== Description of the task ==
Filter these entries so that only lines with the word "name" remain.

== Supplied records ==
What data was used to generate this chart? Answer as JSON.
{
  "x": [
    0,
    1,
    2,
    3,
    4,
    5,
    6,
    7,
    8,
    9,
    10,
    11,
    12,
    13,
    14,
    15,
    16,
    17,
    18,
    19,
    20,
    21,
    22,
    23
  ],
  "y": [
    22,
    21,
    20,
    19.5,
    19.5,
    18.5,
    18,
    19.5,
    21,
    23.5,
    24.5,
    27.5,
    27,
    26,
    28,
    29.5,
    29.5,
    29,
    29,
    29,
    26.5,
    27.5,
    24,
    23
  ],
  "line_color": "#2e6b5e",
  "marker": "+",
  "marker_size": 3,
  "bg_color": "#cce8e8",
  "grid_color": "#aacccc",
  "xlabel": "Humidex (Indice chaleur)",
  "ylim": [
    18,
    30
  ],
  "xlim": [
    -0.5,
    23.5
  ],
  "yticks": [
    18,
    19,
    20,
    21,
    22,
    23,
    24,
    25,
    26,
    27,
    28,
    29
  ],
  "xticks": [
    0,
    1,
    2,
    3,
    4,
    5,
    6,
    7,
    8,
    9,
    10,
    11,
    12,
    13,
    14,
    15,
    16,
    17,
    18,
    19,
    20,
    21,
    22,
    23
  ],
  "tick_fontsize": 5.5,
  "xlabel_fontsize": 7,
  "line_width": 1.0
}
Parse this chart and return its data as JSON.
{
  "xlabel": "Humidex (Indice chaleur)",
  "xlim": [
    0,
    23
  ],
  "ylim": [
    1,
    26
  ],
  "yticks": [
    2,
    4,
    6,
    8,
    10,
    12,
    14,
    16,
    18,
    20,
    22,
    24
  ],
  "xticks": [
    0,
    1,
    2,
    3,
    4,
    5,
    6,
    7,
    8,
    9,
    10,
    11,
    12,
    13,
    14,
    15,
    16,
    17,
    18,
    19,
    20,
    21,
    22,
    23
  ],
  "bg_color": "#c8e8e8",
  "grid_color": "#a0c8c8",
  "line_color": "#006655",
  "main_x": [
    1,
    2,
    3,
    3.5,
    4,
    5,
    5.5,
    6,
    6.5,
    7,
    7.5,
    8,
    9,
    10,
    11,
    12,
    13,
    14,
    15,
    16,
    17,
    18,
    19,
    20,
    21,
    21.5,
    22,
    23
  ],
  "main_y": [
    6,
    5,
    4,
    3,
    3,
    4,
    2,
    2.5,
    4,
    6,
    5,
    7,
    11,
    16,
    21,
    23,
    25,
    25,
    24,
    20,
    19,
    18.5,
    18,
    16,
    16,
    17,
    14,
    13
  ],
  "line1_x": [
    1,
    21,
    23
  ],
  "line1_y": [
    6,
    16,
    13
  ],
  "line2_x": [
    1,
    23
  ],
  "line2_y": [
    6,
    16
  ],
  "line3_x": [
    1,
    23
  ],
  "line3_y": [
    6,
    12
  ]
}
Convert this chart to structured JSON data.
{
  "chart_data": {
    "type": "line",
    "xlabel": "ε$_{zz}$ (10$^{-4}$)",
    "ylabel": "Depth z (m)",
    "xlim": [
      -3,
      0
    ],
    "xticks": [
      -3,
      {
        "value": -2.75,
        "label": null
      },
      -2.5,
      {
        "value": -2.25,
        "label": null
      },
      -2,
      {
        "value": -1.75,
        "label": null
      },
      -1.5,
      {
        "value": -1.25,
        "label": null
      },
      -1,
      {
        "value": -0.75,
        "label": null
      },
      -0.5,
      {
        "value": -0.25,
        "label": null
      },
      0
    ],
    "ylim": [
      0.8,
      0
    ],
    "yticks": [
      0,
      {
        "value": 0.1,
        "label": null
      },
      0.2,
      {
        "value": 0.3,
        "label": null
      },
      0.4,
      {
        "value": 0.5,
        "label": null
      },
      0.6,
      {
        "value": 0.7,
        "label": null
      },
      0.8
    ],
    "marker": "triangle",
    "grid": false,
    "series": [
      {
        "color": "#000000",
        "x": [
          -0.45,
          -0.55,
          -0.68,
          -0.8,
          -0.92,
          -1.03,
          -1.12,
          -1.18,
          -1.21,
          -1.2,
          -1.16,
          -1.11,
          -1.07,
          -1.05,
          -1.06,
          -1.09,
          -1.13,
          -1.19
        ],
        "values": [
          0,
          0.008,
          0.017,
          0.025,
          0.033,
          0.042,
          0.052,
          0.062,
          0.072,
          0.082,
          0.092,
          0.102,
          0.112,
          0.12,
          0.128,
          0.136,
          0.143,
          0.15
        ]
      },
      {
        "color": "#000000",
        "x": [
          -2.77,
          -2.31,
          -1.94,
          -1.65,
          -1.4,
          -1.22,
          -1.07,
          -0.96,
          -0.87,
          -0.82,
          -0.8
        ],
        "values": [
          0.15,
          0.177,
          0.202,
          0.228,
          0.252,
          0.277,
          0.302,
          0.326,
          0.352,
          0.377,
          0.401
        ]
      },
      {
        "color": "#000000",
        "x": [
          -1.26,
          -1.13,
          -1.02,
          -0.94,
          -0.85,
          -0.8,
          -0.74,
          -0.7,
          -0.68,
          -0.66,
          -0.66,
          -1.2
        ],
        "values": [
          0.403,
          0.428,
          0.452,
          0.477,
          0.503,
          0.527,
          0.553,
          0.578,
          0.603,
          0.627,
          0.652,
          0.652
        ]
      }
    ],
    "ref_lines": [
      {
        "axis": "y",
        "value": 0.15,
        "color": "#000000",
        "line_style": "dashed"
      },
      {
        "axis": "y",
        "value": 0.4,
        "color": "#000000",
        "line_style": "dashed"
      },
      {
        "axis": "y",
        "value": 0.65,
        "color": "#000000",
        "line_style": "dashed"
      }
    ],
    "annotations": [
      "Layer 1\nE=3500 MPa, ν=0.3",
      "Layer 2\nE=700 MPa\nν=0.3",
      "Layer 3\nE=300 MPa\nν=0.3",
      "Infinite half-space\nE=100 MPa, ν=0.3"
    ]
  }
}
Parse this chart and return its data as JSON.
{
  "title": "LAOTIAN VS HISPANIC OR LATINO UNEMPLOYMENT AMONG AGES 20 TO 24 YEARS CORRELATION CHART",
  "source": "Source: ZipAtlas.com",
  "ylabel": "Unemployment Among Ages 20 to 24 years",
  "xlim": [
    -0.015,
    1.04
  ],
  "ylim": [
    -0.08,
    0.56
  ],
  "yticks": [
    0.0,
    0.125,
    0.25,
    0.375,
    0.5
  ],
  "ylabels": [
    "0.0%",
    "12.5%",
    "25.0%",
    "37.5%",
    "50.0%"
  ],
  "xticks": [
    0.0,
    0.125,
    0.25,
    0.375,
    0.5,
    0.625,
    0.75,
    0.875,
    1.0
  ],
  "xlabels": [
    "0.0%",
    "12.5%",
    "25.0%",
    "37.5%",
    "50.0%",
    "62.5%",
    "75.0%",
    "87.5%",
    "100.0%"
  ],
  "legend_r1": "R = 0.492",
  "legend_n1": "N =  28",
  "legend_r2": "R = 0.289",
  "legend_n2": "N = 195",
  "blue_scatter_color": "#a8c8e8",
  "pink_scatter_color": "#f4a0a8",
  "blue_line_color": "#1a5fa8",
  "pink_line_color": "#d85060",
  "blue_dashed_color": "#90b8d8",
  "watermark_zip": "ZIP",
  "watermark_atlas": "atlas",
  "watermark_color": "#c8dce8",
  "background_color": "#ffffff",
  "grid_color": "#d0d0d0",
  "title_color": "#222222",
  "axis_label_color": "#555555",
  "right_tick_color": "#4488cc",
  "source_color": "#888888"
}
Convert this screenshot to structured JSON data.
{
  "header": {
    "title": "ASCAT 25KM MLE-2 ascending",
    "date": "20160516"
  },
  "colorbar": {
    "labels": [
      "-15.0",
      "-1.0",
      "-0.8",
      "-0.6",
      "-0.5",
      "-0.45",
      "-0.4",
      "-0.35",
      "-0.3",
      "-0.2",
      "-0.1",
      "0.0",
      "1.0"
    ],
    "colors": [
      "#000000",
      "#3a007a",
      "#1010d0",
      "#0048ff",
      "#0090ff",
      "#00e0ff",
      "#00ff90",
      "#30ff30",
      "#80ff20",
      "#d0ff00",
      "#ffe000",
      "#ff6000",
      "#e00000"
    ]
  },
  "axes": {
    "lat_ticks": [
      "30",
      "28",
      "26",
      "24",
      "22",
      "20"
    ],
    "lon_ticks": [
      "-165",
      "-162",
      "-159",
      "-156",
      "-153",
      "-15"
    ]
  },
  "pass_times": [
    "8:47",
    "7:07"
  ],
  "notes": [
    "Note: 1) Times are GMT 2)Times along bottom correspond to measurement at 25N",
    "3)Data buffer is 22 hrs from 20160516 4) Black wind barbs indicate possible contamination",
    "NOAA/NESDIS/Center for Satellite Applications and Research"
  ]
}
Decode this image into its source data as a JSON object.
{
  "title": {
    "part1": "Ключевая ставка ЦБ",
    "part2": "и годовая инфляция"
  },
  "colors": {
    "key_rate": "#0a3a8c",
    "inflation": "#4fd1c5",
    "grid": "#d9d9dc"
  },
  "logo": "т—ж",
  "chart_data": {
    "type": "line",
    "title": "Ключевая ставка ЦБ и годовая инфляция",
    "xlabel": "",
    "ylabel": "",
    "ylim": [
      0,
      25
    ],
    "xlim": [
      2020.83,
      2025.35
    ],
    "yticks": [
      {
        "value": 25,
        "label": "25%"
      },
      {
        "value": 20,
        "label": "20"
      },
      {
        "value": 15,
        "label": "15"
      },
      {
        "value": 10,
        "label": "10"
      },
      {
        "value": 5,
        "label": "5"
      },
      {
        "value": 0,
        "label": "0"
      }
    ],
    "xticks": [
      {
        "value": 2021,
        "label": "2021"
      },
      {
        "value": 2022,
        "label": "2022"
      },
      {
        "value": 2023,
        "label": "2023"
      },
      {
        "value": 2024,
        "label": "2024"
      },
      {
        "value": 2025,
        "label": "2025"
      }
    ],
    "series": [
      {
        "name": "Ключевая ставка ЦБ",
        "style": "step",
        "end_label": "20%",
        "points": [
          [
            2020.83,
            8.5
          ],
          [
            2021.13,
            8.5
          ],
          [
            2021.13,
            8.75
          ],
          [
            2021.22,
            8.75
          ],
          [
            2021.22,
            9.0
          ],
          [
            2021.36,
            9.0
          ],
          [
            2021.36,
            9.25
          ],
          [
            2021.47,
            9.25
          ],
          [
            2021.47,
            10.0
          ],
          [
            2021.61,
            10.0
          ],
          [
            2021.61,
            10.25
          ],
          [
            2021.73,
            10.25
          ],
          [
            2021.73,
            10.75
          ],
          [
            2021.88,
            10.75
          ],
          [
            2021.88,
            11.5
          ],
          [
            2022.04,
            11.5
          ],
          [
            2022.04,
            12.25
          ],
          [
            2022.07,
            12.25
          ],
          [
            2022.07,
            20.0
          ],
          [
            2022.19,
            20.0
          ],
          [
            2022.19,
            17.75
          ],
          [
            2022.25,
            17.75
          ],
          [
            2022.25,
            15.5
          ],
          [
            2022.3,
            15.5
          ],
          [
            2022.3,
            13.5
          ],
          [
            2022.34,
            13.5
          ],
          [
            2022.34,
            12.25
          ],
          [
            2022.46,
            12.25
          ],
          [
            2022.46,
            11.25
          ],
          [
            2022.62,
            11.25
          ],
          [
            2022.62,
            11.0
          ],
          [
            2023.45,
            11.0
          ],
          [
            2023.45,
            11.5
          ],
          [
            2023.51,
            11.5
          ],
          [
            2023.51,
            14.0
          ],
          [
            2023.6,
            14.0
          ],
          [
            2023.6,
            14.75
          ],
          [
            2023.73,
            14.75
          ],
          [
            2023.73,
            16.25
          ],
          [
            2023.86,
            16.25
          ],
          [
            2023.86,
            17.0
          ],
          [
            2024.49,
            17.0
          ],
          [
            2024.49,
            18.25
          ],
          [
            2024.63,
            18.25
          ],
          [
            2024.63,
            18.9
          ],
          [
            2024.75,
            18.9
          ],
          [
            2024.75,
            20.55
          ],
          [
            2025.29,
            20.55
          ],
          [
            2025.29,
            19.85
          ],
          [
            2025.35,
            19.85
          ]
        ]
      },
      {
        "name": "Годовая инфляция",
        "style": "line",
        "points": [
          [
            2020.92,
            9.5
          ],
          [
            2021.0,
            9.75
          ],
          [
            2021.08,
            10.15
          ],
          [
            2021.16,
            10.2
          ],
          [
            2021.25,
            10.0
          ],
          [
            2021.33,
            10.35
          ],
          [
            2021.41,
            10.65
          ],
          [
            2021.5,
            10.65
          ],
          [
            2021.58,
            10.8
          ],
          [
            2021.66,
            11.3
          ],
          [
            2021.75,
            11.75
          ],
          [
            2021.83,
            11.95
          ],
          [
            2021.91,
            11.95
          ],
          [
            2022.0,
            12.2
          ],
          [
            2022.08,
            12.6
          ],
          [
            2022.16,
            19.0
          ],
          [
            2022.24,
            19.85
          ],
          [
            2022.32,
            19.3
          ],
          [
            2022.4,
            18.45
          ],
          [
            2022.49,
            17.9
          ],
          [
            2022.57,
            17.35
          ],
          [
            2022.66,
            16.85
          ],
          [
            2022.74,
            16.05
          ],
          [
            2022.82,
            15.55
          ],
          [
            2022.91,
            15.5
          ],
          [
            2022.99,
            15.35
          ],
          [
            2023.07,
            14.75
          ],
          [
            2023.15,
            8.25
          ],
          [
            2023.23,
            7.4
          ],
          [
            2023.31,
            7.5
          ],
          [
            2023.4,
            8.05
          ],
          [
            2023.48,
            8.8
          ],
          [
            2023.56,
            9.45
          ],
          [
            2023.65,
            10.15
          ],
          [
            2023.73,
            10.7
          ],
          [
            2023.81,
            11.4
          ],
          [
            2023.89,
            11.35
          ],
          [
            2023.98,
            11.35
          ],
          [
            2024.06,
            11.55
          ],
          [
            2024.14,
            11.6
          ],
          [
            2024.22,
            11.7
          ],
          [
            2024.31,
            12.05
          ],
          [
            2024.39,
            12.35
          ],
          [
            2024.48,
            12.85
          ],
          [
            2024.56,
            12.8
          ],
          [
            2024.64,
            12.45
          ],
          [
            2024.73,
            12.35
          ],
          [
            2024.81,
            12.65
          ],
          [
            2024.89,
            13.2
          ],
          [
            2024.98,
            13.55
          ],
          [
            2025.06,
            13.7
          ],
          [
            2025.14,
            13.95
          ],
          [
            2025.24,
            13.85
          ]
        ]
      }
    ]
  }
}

== Solution ==
        "name": "Ключевая ставка ЦБ",
        "name": "Годовая инфляция",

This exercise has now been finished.